Dataset records ▸

——

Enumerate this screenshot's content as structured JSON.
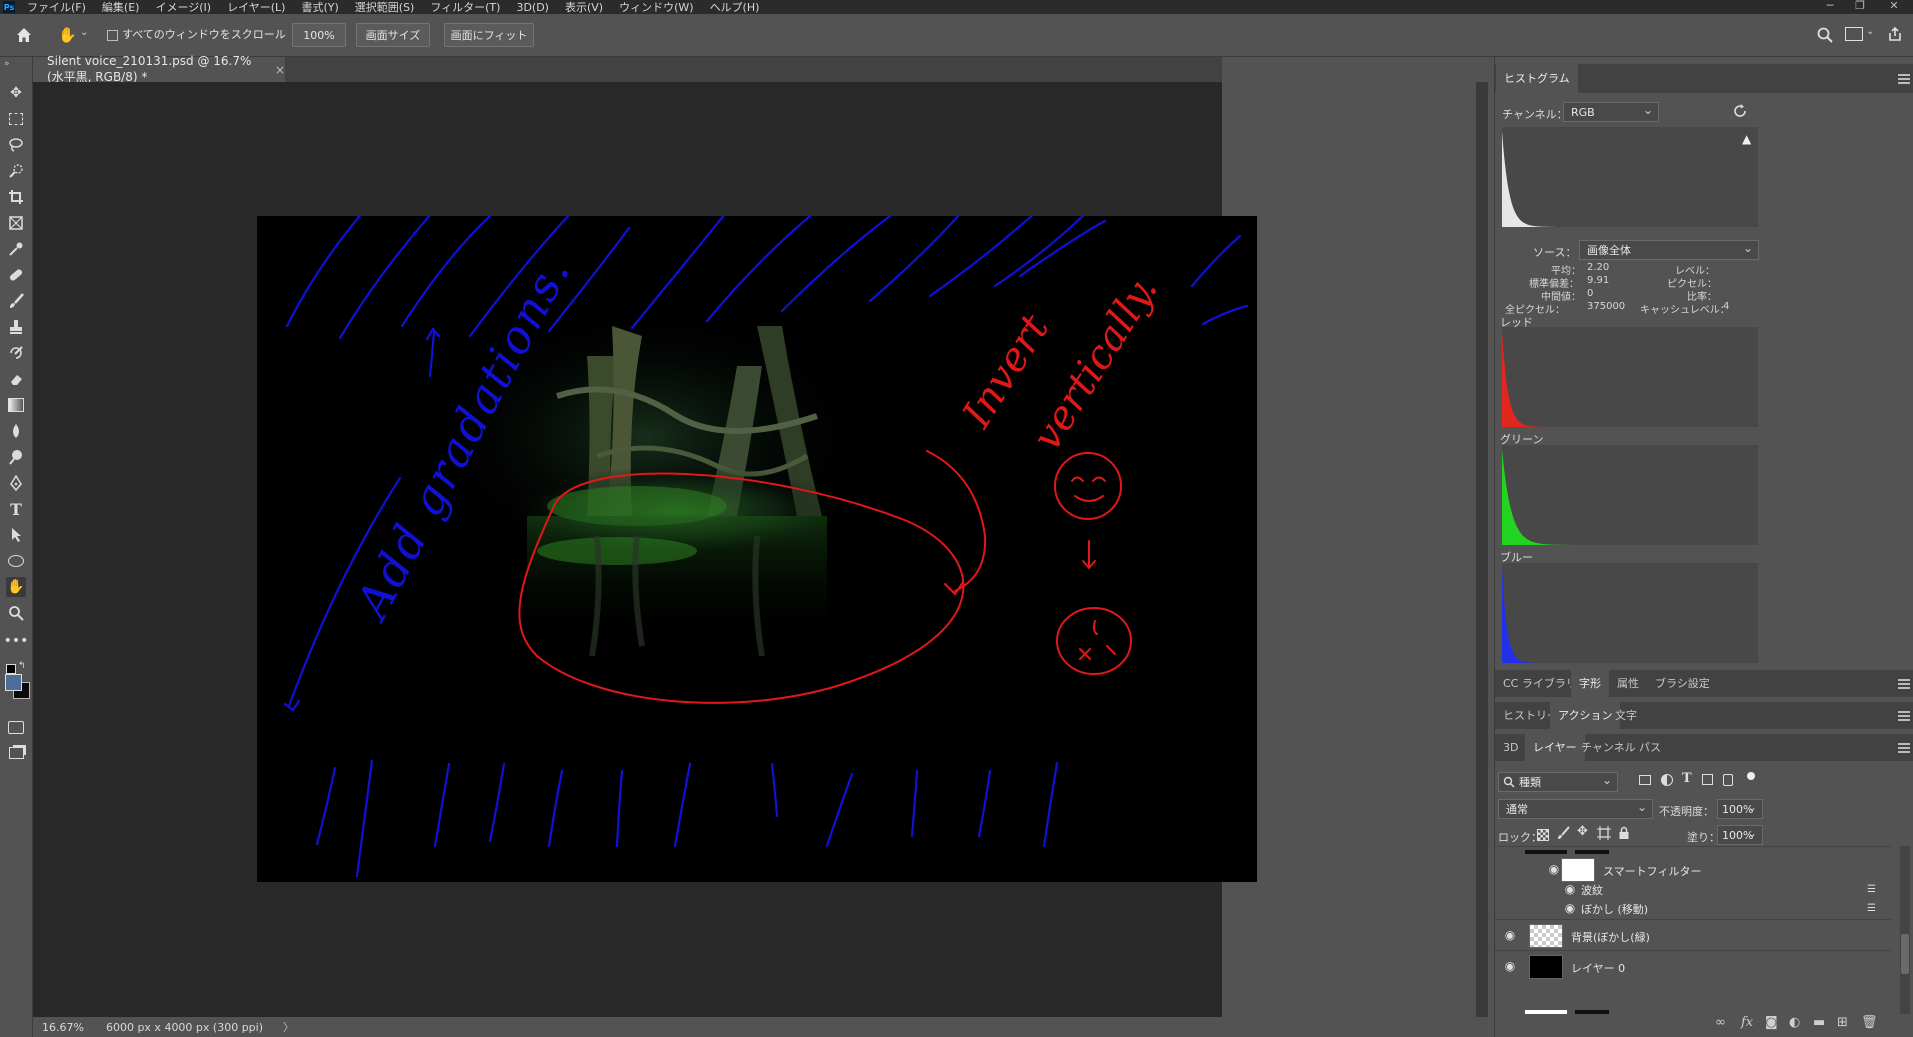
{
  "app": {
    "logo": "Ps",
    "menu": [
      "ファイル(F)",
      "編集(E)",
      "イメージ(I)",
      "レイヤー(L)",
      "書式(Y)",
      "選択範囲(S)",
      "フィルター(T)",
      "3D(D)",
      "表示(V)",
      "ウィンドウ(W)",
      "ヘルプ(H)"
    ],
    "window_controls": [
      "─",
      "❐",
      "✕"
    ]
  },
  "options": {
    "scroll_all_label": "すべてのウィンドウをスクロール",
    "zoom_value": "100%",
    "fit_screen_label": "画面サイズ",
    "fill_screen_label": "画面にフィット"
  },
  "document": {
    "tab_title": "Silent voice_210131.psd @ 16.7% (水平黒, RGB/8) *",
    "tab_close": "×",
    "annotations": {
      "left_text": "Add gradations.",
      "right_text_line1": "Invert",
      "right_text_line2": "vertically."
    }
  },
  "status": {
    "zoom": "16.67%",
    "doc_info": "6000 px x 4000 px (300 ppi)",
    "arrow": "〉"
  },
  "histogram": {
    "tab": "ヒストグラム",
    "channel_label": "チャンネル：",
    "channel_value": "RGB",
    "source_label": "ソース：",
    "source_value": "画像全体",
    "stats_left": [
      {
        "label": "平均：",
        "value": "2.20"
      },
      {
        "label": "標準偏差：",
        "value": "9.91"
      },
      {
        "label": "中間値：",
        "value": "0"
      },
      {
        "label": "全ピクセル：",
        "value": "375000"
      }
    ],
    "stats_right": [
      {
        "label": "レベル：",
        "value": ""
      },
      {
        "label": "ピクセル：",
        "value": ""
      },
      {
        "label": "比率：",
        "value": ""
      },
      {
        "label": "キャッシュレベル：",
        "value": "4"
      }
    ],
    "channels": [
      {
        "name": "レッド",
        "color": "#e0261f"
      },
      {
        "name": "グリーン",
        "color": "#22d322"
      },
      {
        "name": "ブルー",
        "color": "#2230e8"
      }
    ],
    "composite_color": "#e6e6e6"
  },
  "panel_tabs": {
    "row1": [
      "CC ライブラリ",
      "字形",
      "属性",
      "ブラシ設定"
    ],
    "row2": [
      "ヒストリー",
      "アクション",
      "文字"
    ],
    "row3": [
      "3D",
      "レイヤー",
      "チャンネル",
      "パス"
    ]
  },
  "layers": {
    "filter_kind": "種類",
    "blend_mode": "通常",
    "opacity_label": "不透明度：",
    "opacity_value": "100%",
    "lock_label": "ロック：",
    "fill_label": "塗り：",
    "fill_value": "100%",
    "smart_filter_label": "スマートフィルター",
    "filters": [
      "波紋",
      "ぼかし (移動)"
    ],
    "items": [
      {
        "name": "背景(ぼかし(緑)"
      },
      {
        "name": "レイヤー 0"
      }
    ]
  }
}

——

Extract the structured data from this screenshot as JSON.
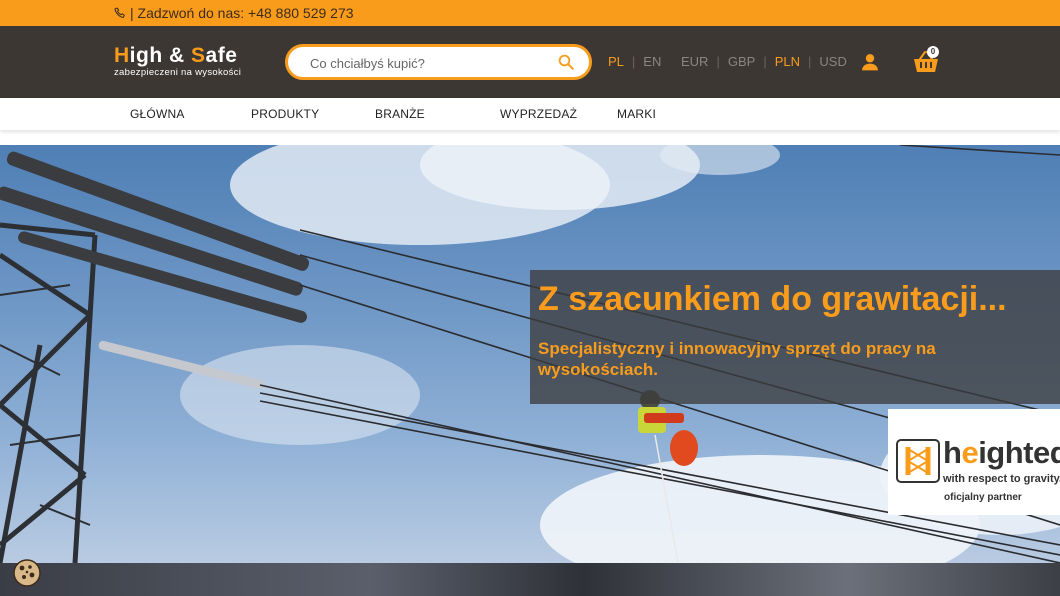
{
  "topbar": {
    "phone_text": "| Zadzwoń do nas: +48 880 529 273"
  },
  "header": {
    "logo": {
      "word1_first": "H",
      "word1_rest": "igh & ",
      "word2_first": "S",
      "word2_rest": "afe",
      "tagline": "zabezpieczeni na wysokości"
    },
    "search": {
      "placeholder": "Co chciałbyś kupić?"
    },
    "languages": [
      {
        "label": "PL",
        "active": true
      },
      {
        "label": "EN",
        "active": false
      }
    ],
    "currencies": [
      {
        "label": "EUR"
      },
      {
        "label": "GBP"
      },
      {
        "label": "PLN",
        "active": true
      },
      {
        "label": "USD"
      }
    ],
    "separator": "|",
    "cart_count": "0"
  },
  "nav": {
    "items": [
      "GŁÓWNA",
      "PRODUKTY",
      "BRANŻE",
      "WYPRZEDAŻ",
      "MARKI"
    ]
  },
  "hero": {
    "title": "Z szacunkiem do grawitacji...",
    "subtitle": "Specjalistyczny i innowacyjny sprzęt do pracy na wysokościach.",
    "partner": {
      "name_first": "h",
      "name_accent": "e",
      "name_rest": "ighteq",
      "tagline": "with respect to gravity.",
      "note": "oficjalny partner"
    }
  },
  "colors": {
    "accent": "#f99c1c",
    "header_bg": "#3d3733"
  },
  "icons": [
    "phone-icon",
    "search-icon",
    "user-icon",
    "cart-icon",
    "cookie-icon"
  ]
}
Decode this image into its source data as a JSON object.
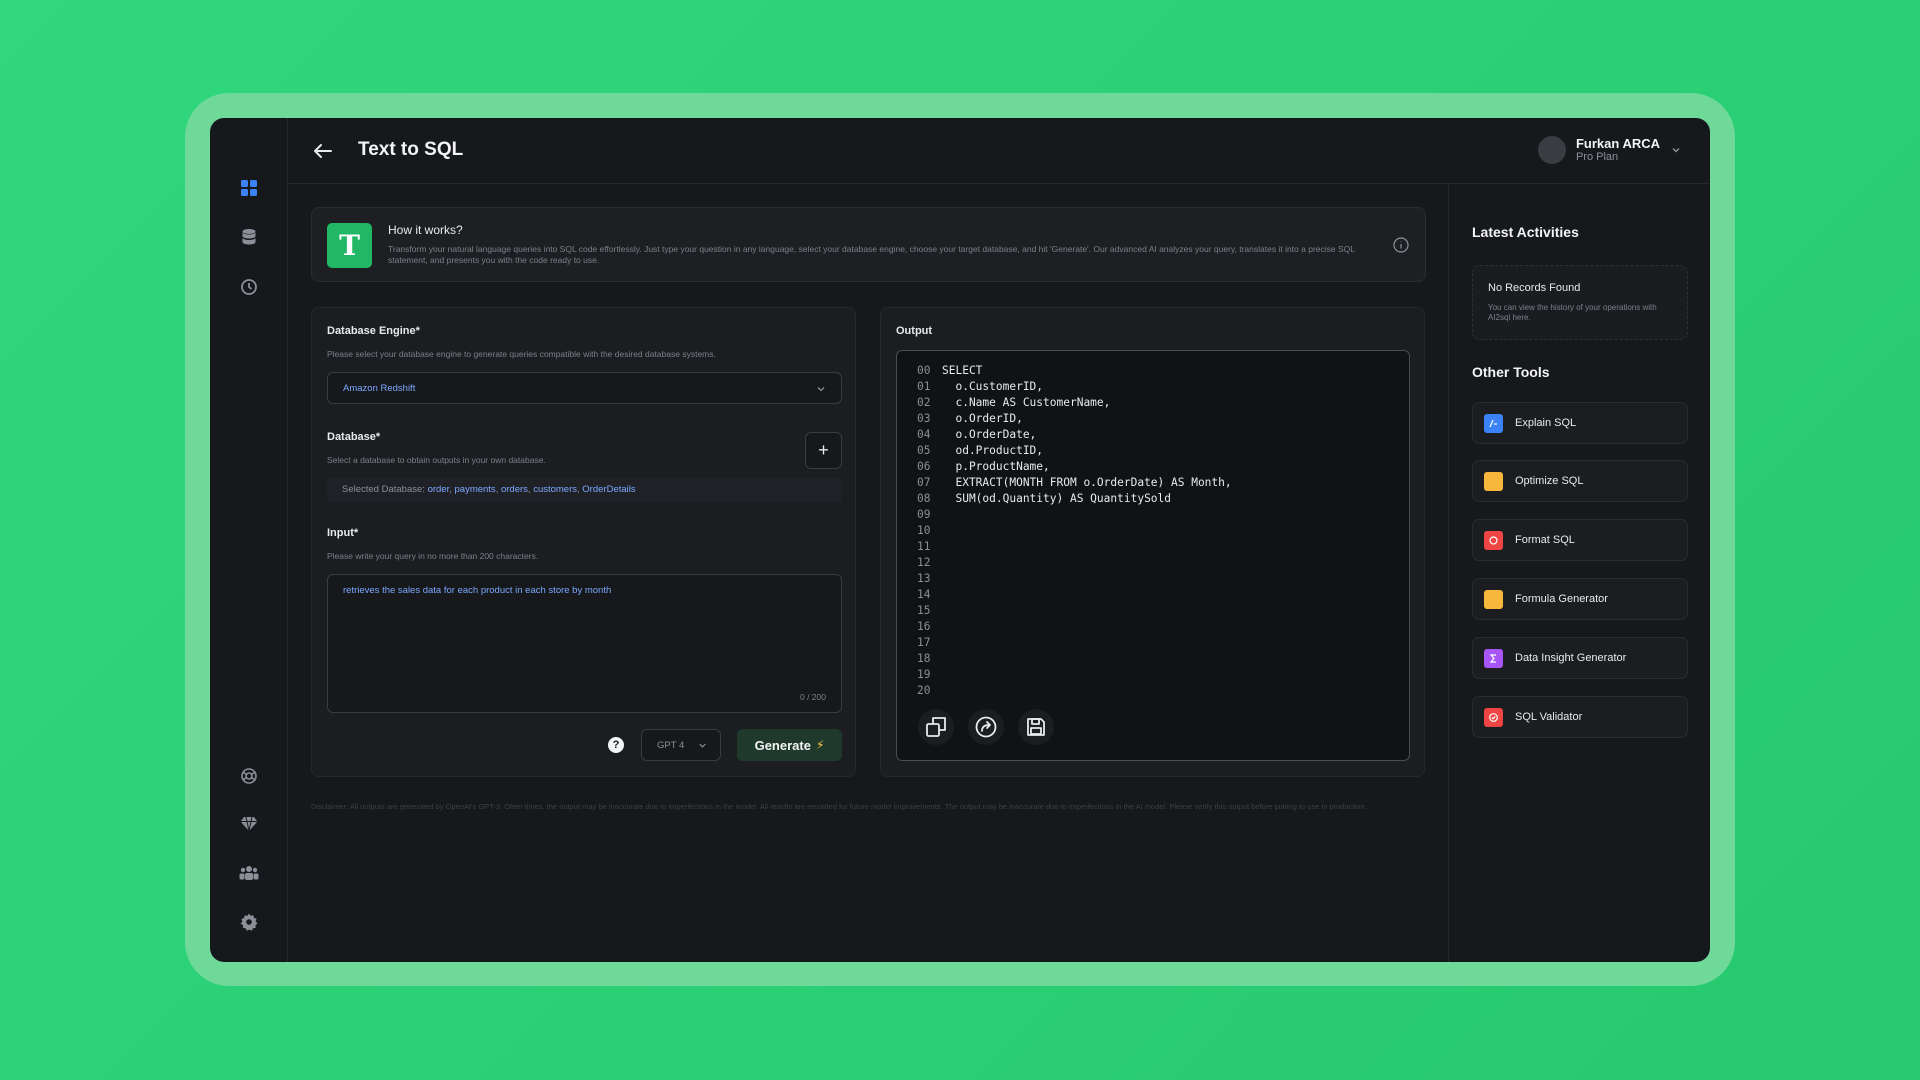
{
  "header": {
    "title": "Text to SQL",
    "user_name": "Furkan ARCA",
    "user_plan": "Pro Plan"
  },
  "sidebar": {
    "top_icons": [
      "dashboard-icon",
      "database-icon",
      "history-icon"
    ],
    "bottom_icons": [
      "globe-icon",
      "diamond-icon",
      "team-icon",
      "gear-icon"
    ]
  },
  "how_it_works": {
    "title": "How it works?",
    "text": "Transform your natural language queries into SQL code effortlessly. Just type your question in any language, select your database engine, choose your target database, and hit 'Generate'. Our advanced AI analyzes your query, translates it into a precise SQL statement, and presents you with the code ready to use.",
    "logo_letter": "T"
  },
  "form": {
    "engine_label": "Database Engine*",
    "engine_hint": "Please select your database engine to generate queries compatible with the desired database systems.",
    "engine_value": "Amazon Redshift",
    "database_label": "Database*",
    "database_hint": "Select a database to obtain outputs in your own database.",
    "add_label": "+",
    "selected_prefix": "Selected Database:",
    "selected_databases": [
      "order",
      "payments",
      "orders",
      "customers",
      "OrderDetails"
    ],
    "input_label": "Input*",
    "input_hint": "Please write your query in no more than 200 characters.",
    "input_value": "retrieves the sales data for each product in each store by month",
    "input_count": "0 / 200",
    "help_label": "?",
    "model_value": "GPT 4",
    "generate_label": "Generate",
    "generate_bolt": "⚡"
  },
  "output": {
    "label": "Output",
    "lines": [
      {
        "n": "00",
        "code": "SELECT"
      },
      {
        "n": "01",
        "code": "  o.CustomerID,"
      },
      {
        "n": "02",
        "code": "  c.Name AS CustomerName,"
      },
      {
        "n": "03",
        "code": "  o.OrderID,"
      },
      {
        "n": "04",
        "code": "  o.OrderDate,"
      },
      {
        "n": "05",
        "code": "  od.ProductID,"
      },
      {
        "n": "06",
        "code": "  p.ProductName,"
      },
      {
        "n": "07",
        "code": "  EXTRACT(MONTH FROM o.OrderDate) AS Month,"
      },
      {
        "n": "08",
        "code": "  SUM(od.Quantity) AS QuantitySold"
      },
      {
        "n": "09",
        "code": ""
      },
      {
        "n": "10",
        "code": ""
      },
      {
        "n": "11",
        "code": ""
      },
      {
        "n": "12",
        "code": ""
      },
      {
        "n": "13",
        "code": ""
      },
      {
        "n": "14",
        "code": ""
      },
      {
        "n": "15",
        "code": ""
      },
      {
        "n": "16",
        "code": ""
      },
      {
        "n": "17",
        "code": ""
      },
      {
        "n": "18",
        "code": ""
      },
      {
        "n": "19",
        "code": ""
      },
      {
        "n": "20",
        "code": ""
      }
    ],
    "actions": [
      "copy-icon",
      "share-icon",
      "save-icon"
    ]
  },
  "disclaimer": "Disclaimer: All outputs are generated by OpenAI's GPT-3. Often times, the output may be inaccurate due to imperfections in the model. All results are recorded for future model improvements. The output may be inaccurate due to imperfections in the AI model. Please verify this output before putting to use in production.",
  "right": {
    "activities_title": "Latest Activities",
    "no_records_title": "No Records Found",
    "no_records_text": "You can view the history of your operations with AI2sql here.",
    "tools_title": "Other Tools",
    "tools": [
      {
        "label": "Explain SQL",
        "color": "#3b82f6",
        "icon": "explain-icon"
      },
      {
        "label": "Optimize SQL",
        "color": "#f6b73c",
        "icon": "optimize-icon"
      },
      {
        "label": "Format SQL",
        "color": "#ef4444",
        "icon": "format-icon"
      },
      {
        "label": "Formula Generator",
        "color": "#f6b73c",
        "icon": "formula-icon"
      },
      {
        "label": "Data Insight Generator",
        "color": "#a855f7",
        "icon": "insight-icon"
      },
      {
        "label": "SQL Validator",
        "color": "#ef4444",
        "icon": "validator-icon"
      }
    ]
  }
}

——

Requirements ▸ Extract every line above containing the word "structured".

Answer for this exercise ▸
Enumerate this screenshot's content as structured JSON.
Extract the structured data from this screenshot as JSON.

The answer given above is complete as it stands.